:: WHAT THE TASK REQUIRES ::
Would it be possible to write out each entry below exactly, without the pictures?

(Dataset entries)
[Start]
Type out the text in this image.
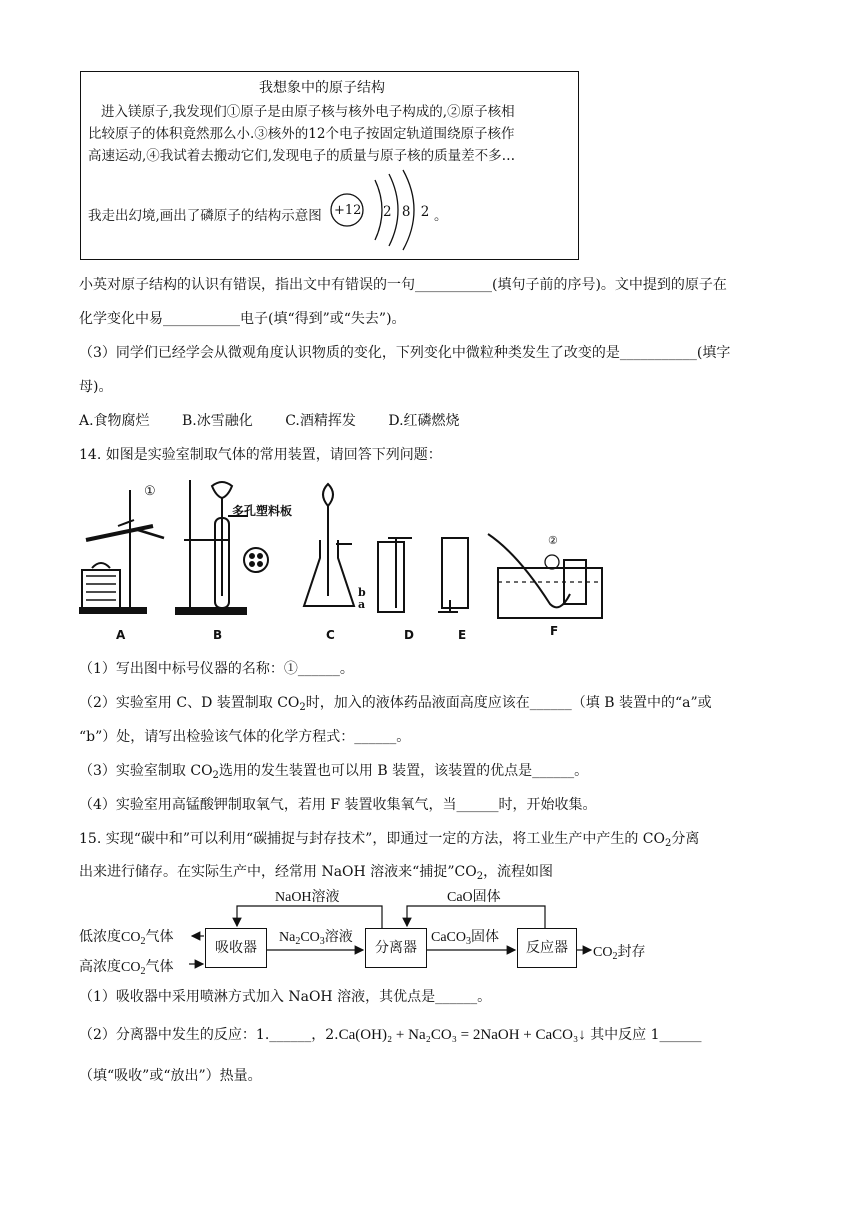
我想象中的原子结构
进入镁原子,我发现们①原子是由原子核与核外电子构成的,②原子核相
比较原子的体积竟然那么小.③核外的12个电子按固定轨道围绕原子核作
高速运动,④我试着去搬动它们,发现电子的质量与原子核的质量差不多…
我走出幻境,画出了磷原子的结构示意图 +12 2 8 2 。
小英对原子结构的认识有错误，指出文中有错误的一句___________(填句子前的序号)。文中提到的原子在
化学变化中易___________电子(填“得到”或“失去”)。
（3）同学们已经学会从微观角度认识物质的变化，下列变化中微粒种类发生了改变的是___________(填字
母)。
A.食物腐烂 B.冰雪融化 C.酒精挥发 D.红磷燃烧
14. 如图是实验室制取气体的常用装置，请回答下列问题：
①
②
多孔塑料板
b
a
A	B	C	D	E	F
（1）写出图中标号仪器的名称：①______。
（2）实验室用 C、D 装置制取 $CO_2$时，加入的液体药品液面高度应该在______（填 B 装置中的“a”或
“b”）处，请写出检验该气体的化学方程式：______。
（3）实验室制取 $CO_2$选用的发生装置也可以用 B 装置，该装置的优点是______。
（4）实验室用高锰酸钾制取氧气，若用 F 装置收集氧气，当______时，开始收集。
15. 实现“碳中和”可以利用“碳捕捉与封存技术”，即通过一定的方法，将工业生产中产生的 $CO_2$分离
出来进行储存。在实际生产中，经常用 NaOH 溶液来“捕捉$”CO_2$，流程如图
NaOH溶液	CaO固体
低浓度$CO_2$气体
高浓度$CO_2$气体
吸收器
$Na_2CO_3$溶液
分离器
CaCO$_3$固体
反应器	$CO_2$封存
（1）吸收器中采用喷淋方式加入 NaOH 溶液，其优点是______。
（2）分离器中发生的反应：1.______，2.Ca(OH)₂ + Na₂CO₃ = 2NaOH + CaCO₃↓ 其中反应 1______
（填“吸收”或“放出”）热量。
[End]
:: ANSWER FOR THIS EXERCISE ::
Type out the text in this image.
我想象中的原子结构
进入镁原子,我发现们①原子是由原子核与核外电子构成的,②原子核相
比较原子的体积竟然那么小.③核外的12个电子按固定轨道围绕原子核作
高速运动,④我试着去搬动它们,发现电子的质量与原子核的质量差不多…
我走出幻境,画出了磷原子的结构示意图 +12 2 8 2 。
小英对原子结构的认识有错误，指出文中有错误的一句___________(填句子前的序号)。文中提到的原子在
化学变化中易___________电子(填“得到”或“失去”)。
（3）同学们已经学会从微观角度认识物质的变化，下列变化中微粒种类发生了改变的是___________(填字
母)。
A.食物腐烂 B.冰雪融化 C.酒精挥发 D.红磷燃烧
14. 如图是实验室制取气体的常用装置，请回答下列问题：
①
②
多孔塑料板
b
a
A	B	C	D	E	F
（1）写出图中标号仪器的名称：①______。
（2）实验室用 C、D 装置制取 $CO_2$时，加入的液体药品液面高度应该在______（填 B 装置中的“a”或
“b”）处，请写出检验该气体的化学方程式：______。
（3）实验室制取 $CO_2$选用的发生装置也可以用 B 装置，该装置的优点是______。
（4）实验室用高锰酸钾制取氧气，若用 F 装置收集氧气，当______时，开始收集。
15. 实现“碳中和”可以利用“碳捕捉与封存技术”，即通过一定的方法，将工业生产中产生的 $CO_2$分离
出来进行储存。在实际生产中，经常用 NaOH 溶液来“捕捉$”CO_2$，流程如图
NaOH溶液	CaO固体
低浓度$CO_2$气体
高浓度$CO_2$气体
吸收器
$Na_2CO_3$溶液
分离器
CaCO$_3$固体
反应器	$CO_2$封存
（1）吸收器中采用喷淋方式加入 NaOH 溶液，其优点是______。
（2）分离器中发生的反应：1.______，2.Ca(OH)₂ + Na₂CO₃ = 2NaOH + CaCO₃↓ 其中反应 1______
（填“吸收”或“放出”）热量。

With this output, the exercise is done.